• [Work instructions] Take every line from the material that has the word "month" in it.
** Begin Data for the task **
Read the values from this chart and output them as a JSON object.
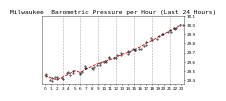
{
  "title": "Barometric Pressure per Hour (Last 24 Hours)",
  "subtitle": "Milwaukee",
  "hours": [
    0,
    1,
    2,
    3,
    4,
    5,
    6,
    7,
    8,
    9,
    10,
    11,
    12,
    13,
    14,
    15,
    16,
    17,
    18,
    19,
    20,
    21,
    22,
    23
  ],
  "pressure": [
    29.45,
    29.42,
    29.4,
    29.43,
    29.46,
    29.5,
    29.48,
    29.52,
    29.55,
    29.58,
    29.6,
    29.62,
    29.65,
    29.68,
    29.7,
    29.73,
    29.76,
    29.8,
    29.83,
    29.87,
    29.9,
    29.94,
    29.97,
    30.01
  ],
  "scatter_offsets": [
    0.01,
    -0.02,
    0.015,
    -0.01,
    0.02,
    -0.015,
    0.01,
    0.02,
    -0.01,
    0.015,
    -0.02,
    0.01,
    0.015,
    -0.01,
    0.02,
    -0.015,
    0.01,
    -0.02,
    0.015,
    -0.01,
    0.02,
    -0.015,
    0.01,
    0.005
  ],
  "ylim": [
    29.35,
    30.1
  ],
  "yticks": [
    29.4,
    29.5,
    29.6,
    29.7,
    29.8,
    29.9,
    30.0,
    30.1
  ],
  "ytick_labels": [
    "29.4",
    "29.5",
    "29.6",
    "29.7",
    "29.8",
    "29.9",
    "30.0",
    "30.1"
  ],
  "xtick_labels": [
    "0",
    "1",
    "2",
    "3",
    "4",
    "5",
    "6",
    "7",
    "8",
    "9",
    "10",
    "11",
    "12",
    "13",
    "14",
    "15",
    "16",
    "17",
    "18",
    "19",
    "20",
    "21",
    "22",
    "23"
  ],
  "line_color": "#cc0000",
  "dot_color": "#111111",
  "grid_color": "#aaaaaa",
  "bg_color": "#ffffff",
  "title_color": "#000000",
  "title_fontsize": 4.5,
  "subtitle_fontsize": 3.5,
  "tick_fontsize": 3.0,
  "vgrid_positions": [
    3,
    6,
    9,
    12,
    15,
    18,
    21
  ]
}
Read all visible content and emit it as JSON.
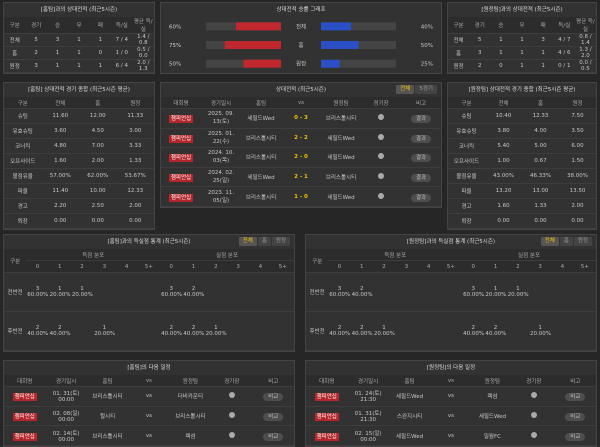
{
  "home_h2h": {
    "title": "[홈팀]과의 상대전적 (최근5시즌)",
    "header": [
      "구분",
      "경기",
      "승",
      "무",
      "패",
      "득/실",
      "평균 득/실"
    ],
    "rows": [
      [
        "전체",
        "5",
        "3",
        "1",
        "1",
        "7 / 4",
        "1.4 / 0.8"
      ],
      [
        "홈",
        "2",
        "1",
        "1",
        "0",
        "1 / 0",
        "0.5 / 0.0"
      ],
      [
        "원정",
        "3",
        "1",
        "1",
        "1",
        "6 / 4",
        "2.0 / 1.3"
      ]
    ]
  },
  "graph": {
    "title": "상대전적 승률 그래프",
    "categories": [
      "전체",
      "홈",
      "원정"
    ],
    "xlim": [
      0,
      100
    ],
    "home": {
      "color": "#c0282d",
      "values": [
        60,
        75,
        50
      ],
      "value_labels": [
        "60%",
        "75%",
        "50%"
      ]
    },
    "away": {
      "color": "#2b4fc4",
      "values": [
        40,
        50,
        25
      ],
      "value_labels": [
        "40%",
        "50%",
        "25%"
      ]
    }
  },
  "away_h2h": {
    "title": "[원정팀]과의 상대전적 (최근5시즌)",
    "header": [
      "구분",
      "경기",
      "승",
      "무",
      "패",
      "득/실",
      "평균 득/실"
    ],
    "rows": [
      [
        "전체",
        "5",
        "1",
        "1",
        "3",
        "4 / 7",
        "0.8 / 1.4"
      ],
      [
        "홈",
        "3",
        "1",
        "1",
        "1",
        "4 / 6",
        "1.3 / 2.0"
      ],
      [
        "원정",
        "2",
        "0",
        "1",
        "1",
        "0 / 1",
        "0.0 / 0.5"
      ]
    ]
  },
  "home_stats": {
    "title": "[홈팀] 상대전적 경기 종합 (최근5시즌 평균)",
    "header": [
      "구분",
      "전체",
      "홈",
      "원정"
    ],
    "rows": [
      [
        "슈팅",
        "11.60",
        "12.00",
        "11.33"
      ],
      [
        "유효슈팅",
        "3.60",
        "4.50",
        "3.00"
      ],
      [
        "코너킥",
        "4.80",
        "7.00",
        "3.33"
      ],
      [
        "오프사이드",
        "1.60",
        "2.00",
        "1.33"
      ],
      [
        "볼점유율",
        "57.00%",
        "62.00%",
        "53.67%"
      ],
      [
        "파울",
        "11.40",
        "10.00",
        "12.33"
      ],
      [
        "경고",
        "2.20",
        "2.50",
        "2.00"
      ],
      [
        "퇴장",
        "0.00",
        "0.00",
        "0.00"
      ]
    ]
  },
  "matches": {
    "title": "상대전적 (최근5시즌)",
    "tabs": [
      "전체",
      "5경기"
    ],
    "header": [
      "대회명",
      "경기일시",
      "홈팀",
      "vs",
      "원정팀",
      "경기장",
      "비고"
    ],
    "rows": [
      [
        "챔피언십",
        "2025. 09. 13(토)",
        "세필드Wed",
        "0 - 3",
        "브리스톨시티",
        "결과"
      ],
      [
        "챔피언십",
        "2025. 01. 22(수)",
        "브리스톨시티",
        "2 - 2",
        "세필드Wed",
        "결과"
      ],
      [
        "챔피언십",
        "2024. 10. 03(목)",
        "브리스톨시티",
        "2 - 0",
        "세필드Wed",
        "결과"
      ],
      [
        "챔피언십",
        "2024. 02. 25(일)",
        "세필드Wed",
        "2 - 1",
        "브리스톨시티",
        "결과"
      ],
      [
        "챔피언십",
        "2023. 11. 05(일)",
        "브리스톨시티",
        "1 - 0",
        "세필드Wed",
        "결과"
      ]
    ]
  },
  "away_stats": {
    "title": "[원정팀] 상대전적 경기 종합 (최근5시즌 평균)",
    "header": [
      "구분",
      "전체",
      "홈",
      "원정"
    ],
    "rows": [
      [
        "슈팅",
        "10.40",
        "12.33",
        "7.50"
      ],
      [
        "유효슈팅",
        "3.80",
        "4.00",
        "3.50"
      ],
      [
        "코너킥",
        "5.40",
        "5.00",
        "6.00"
      ],
      [
        "오프사이드",
        "1.00",
        "0.67",
        "1.50"
      ],
      [
        "볼점유율",
        "43.00%",
        "46.33%",
        "38.00%"
      ],
      [
        "파울",
        "13.20",
        "13.00",
        "13.50"
      ],
      [
        "경고",
        "1.60",
        "1.33",
        "2.00"
      ],
      [
        "퇴장",
        "0.00",
        "0.00",
        "0.00"
      ]
    ]
  },
  "home_goals": {
    "title": "[홈팀]과의 득실점 통계 (최근5시즌)",
    "tabs": [
      "전체",
      "홈",
      "원정"
    ],
    "groups": [
      "구분",
      "득점 분포",
      "실점 분포"
    ],
    "header": [
      "0",
      "1",
      "2",
      "3",
      "4",
      "5+",
      "0",
      "1",
      "2",
      "3",
      "4",
      "5+"
    ],
    "rows": [
      [
        "전반전",
        "3\n60.00%",
        "1\n20.00%",
        "1\n20.00%",
        null,
        null,
        null,
        "3\n60.00%",
        "2\n40.00%",
        null,
        null,
        null,
        null
      ],
      [
        "후반전",
        "2\n40.00%",
        "2\n40.00%",
        null,
        "1\n20.00%",
        null,
        null,
        "2\n40.00%",
        "2\n40.00%",
        "1\n20.00%",
        null,
        null,
        null
      ]
    ]
  },
  "away_goals": {
    "title": "[원정팀]과의 득실점 통계 (최근5시즌)",
    "tabs": [
      "전체",
      "홈",
      "원정"
    ],
    "groups": [
      "구분",
      "득점 분포",
      "실점 분포"
    ],
    "header": [
      "0",
      "1",
      "2",
      "3",
      "4",
      "5+",
      "0",
      "1",
      "2",
      "3",
      "4",
      "5+"
    ],
    "rows": [
      [
        "전반전",
        "3\n60.00%",
        "2\n40.00%",
        null,
        null,
        null,
        null,
        "3\n60.00%",
        "1\n20.00%",
        "1\n20.00%",
        null,
        null,
        null
      ],
      [
        "후반전",
        "2\n40.00%",
        "2\n40.00%",
        "1\n20.00%",
        null,
        null,
        null,
        "2\n40.00%",
        "2\n40.00%",
        null,
        "1\n20.00%",
        null,
        null
      ]
    ]
  },
  "home_next": {
    "title": "[홈팀]의 다음 일정",
    "header": [
      "대회명",
      "경기일시",
      "홈팀",
      "vs",
      "원정팀",
      "경기장",
      "비고"
    ],
    "rows": [
      [
        "챔피언십",
        "01. 31(토) 00:00",
        "브리스톨시티",
        "vs",
        "더비카운티",
        "비교"
      ],
      [
        "챔피언십",
        "02. 08(일) 00:00",
        "헐시티",
        "vs",
        "브리스톨시티",
        "비교"
      ],
      [
        "챔피언십",
        "02. 14(토) 00:00",
        "브리스톨시티",
        "vs",
        "렉섬",
        "비교"
      ]
    ]
  },
  "away_next": {
    "title": "[원정팀]의 다음 일정",
    "header": [
      "대회명",
      "경기일시",
      "홈팀",
      "vs",
      "원정팀",
      "경기장",
      "비고"
    ],
    "rows": [
      [
        "챔피언십",
        "01. 24(토) 21:30",
        "세필드Wed",
        "vs",
        "렉섬",
        "비교"
      ],
      [
        "챔피언십",
        "01. 31(토) 21:30",
        "스완지시티",
        "vs",
        "세필드Wed",
        "비교"
      ],
      [
        "챔피언십",
        "02. 15(일) 00:00",
        "세필드Wed",
        "vs",
        "밀월FC",
        "비교"
      ]
    ]
  }
}
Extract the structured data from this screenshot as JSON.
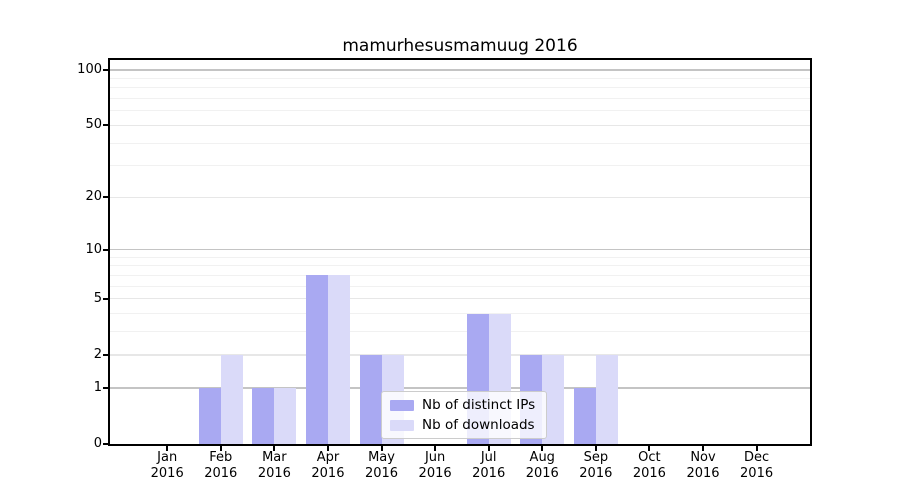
{
  "chart_data": {
    "type": "bar",
    "title": "mamurhesusmamuug 2016",
    "categories": [
      {
        "month": "Jan",
        "year": "2016"
      },
      {
        "month": "Feb",
        "year": "2016"
      },
      {
        "month": "Mar",
        "year": "2016"
      },
      {
        "month": "Apr",
        "year": "2016"
      },
      {
        "month": "May",
        "year": "2016"
      },
      {
        "month": "Jun",
        "year": "2016"
      },
      {
        "month": "Jul",
        "year": "2016"
      },
      {
        "month": "Aug",
        "year": "2016"
      },
      {
        "month": "Sep",
        "year": "2016"
      },
      {
        "month": "Oct",
        "year": "2016"
      },
      {
        "month": "Nov",
        "year": "2016"
      },
      {
        "month": "Dec",
        "year": "2016"
      }
    ],
    "series": [
      {
        "name": "Nb of distinct IPs",
        "key": "distinct-ips",
        "color": "#a9a9f2",
        "values": [
          0,
          1,
          1,
          7,
          2,
          0,
          4,
          2,
          1,
          0,
          0,
          0
        ]
      },
      {
        "name": "Nb of downloads",
        "key": "downloads",
        "color": "#dadaf9",
        "values": [
          0,
          2,
          1,
          7,
          2,
          0,
          4,
          2,
          2,
          0,
          0,
          0
        ]
      }
    ],
    "y_axis": {
      "scale": "log1p",
      "ylim": [
        0,
        100
      ],
      "major_ticks": [
        0,
        1,
        2,
        5,
        10,
        20,
        50,
        100
      ],
      "decade_gridlines": [
        1,
        10,
        100
      ],
      "mid_gridlines": [
        2,
        5,
        20,
        50
      ],
      "minor_gridlines": [
        3,
        4,
        6,
        7,
        8,
        9,
        30,
        40,
        60,
        70,
        80,
        90
      ]
    },
    "legend": {
      "position": "lower-center"
    },
    "colors": {
      "background": "#ffffff",
      "axis": "#000000",
      "decade_grid": "#c4c4c4",
      "mid_grid": "#e7e7e7",
      "minor_grid": "#f1f1f1",
      "tick_text": "#000000"
    }
  }
}
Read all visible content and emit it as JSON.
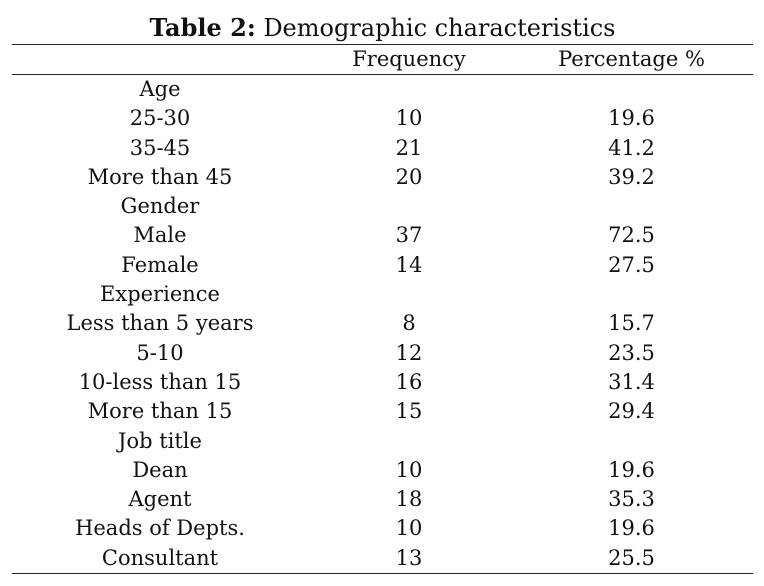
{
  "caption": {
    "label": "Table 2:",
    "text": " Demographic characteristics"
  },
  "header": {
    "col1": "",
    "col2": "Frequency",
    "col3": "Percentage %"
  },
  "rows": [
    {
      "label": "Age",
      "frequency": "",
      "percentage": ""
    },
    {
      "label": "25-30",
      "frequency": "10",
      "percentage": "19.6"
    },
    {
      "label": "35-45",
      "frequency": "21",
      "percentage": "41.2"
    },
    {
      "label": "More than 45",
      "frequency": "20",
      "percentage": "39.2"
    },
    {
      "label": "Gender",
      "frequency": "",
      "percentage": ""
    },
    {
      "label": "Male",
      "frequency": "37",
      "percentage": "72.5"
    },
    {
      "label": "Female",
      "frequency": "14",
      "percentage": "27.5"
    },
    {
      "label": "Experience",
      "frequency": "",
      "percentage": ""
    },
    {
      "label": "Less than 5 years",
      "frequency": "8",
      "percentage": "15.7"
    },
    {
      "label": "5-10",
      "frequency": "12",
      "percentage": "23.5"
    },
    {
      "label": "10-less than 15",
      "frequency": "16",
      "percentage": "31.4"
    },
    {
      "label": "More than 15",
      "frequency": "15",
      "percentage": "29.4"
    },
    {
      "label": "Job title",
      "frequency": "",
      "percentage": ""
    },
    {
      "label": "Dean",
      "frequency": "10",
      "percentage": "19.6"
    },
    {
      "label": "Agent",
      "frequency": "18",
      "percentage": "35.3"
    },
    {
      "label": "Heads of Depts.",
      "frequency": "10",
      "percentage": "19.6"
    },
    {
      "label": "Consultant",
      "frequency": "13",
      "percentage": "25.5"
    }
  ]
}
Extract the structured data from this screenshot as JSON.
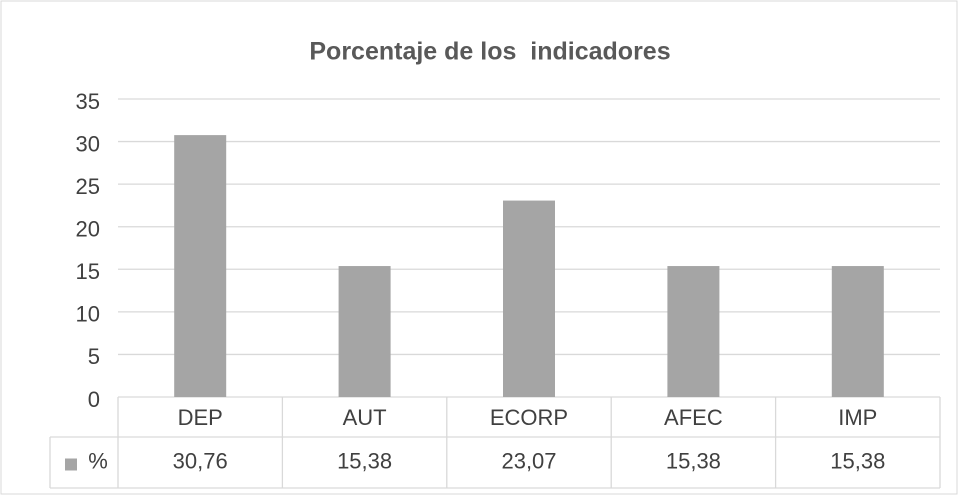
{
  "chart_data": {
    "type": "bar",
    "title": "Porcentaje de los  indicadores",
    "categories": [
      "DEP",
      "AUT",
      "ECORP",
      "AFEC",
      "IMP"
    ],
    "series": [
      {
        "name": "%",
        "color": "#a5a5a5",
        "values": [
          30.76,
          15.38,
          23.07,
          15.38,
          15.38
        ],
        "value_labels": [
          "30,76",
          "15,38",
          "23,07",
          "15,38",
          "15,38"
        ]
      }
    ],
    "ylim": [
      0,
      35
    ],
    "yticks": [
      0,
      5,
      10,
      15,
      20,
      25,
      30,
      35
    ],
    "grid": true,
    "data_table": true
  }
}
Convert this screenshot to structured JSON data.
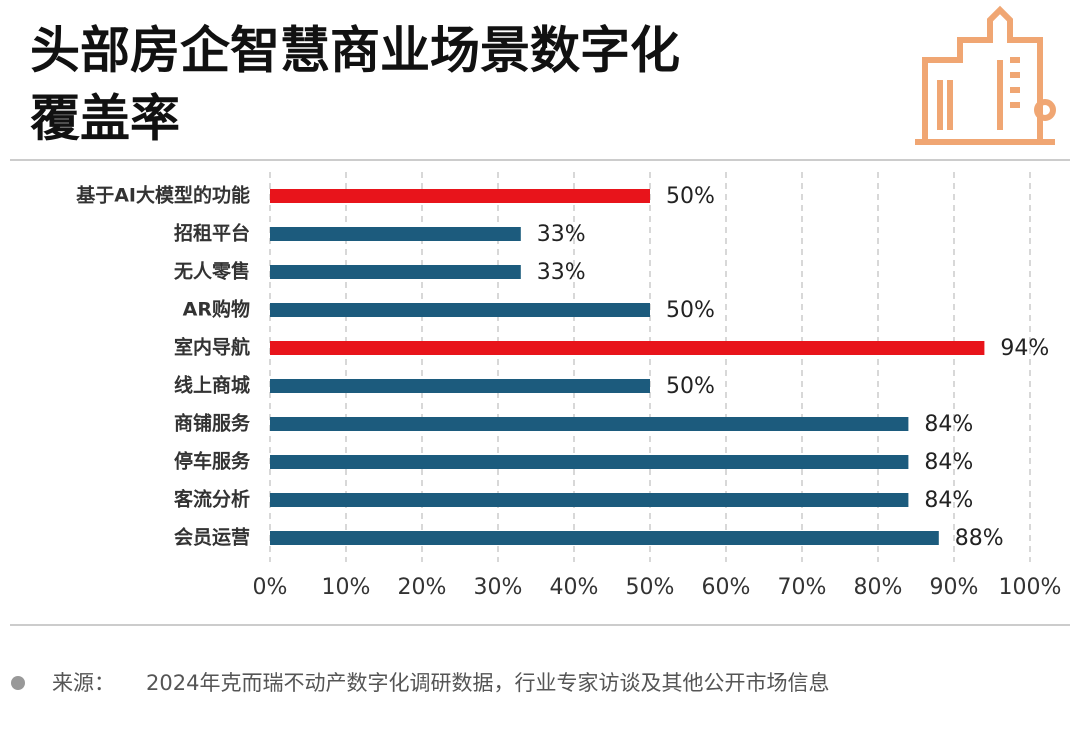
{
  "chart_data": {
    "type": "bar",
    "orientation": "horizontal",
    "title": "头部房企智慧商业场景数字化",
    "title_line2": "覆盖率",
    "categories": [
      "基于AI大模型的功能",
      "招租平台",
      "无人零售",
      "AR购物",
      "室内导航",
      "线上商城",
      "商铺服务",
      "停车服务",
      "客流分析",
      "会员运营"
    ],
    "values": [
      50,
      33,
      33,
      50,
      94,
      50,
      84,
      84,
      84,
      88
    ],
    "value_labels": [
      "50%",
      "33%",
      "33%",
      "50%",
      "94%",
      "50%",
      "84%",
      "84%",
      "84%",
      "88%"
    ],
    "colors": [
      "#e8141b",
      "#1c5b7d",
      "#1c5b7d",
      "#1c5b7d",
      "#e8141b",
      "#1c5b7d",
      "#1c5b7d",
      "#1c5b7d",
      "#1c5b7d",
      "#1c5b7d"
    ],
    "xlim": [
      0,
      100
    ],
    "xticks": [
      {
        "value": 0,
        "label": "0%"
      },
      {
        "value": 10,
        "label": "10%"
      },
      {
        "value": 20,
        "label": "20%"
      },
      {
        "value": 30,
        "label": "30%"
      },
      {
        "value": 40,
        "label": "40%"
      },
      {
        "value": 50,
        "label": "50%"
      },
      {
        "value": 60,
        "label": "60%"
      },
      {
        "value": 70,
        "label": "70%"
      },
      {
        "value": 80,
        "label": "80%"
      },
      {
        "value": 90,
        "label": "90%"
      },
      {
        "value": 100,
        "label": "100%"
      }
    ],
    "grid": true,
    "source_label": "来源：",
    "source": "2024年克而瑞不动产数字化调研数据，行业专家访谈及其他公开市场信息"
  }
}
** End Data for the task **
• [Response to the exercise]
        "month": "Jan",
        "month": "Feb",
        "month": "Mar",
        "month": "Apr",
        "month": "May",
        "month": "Jun",
        "month": "Jul",
        "month": "Aug",
        "month": "Sep",
        "month": "Oct",
        "month": "Nov",
        "month": "Dec",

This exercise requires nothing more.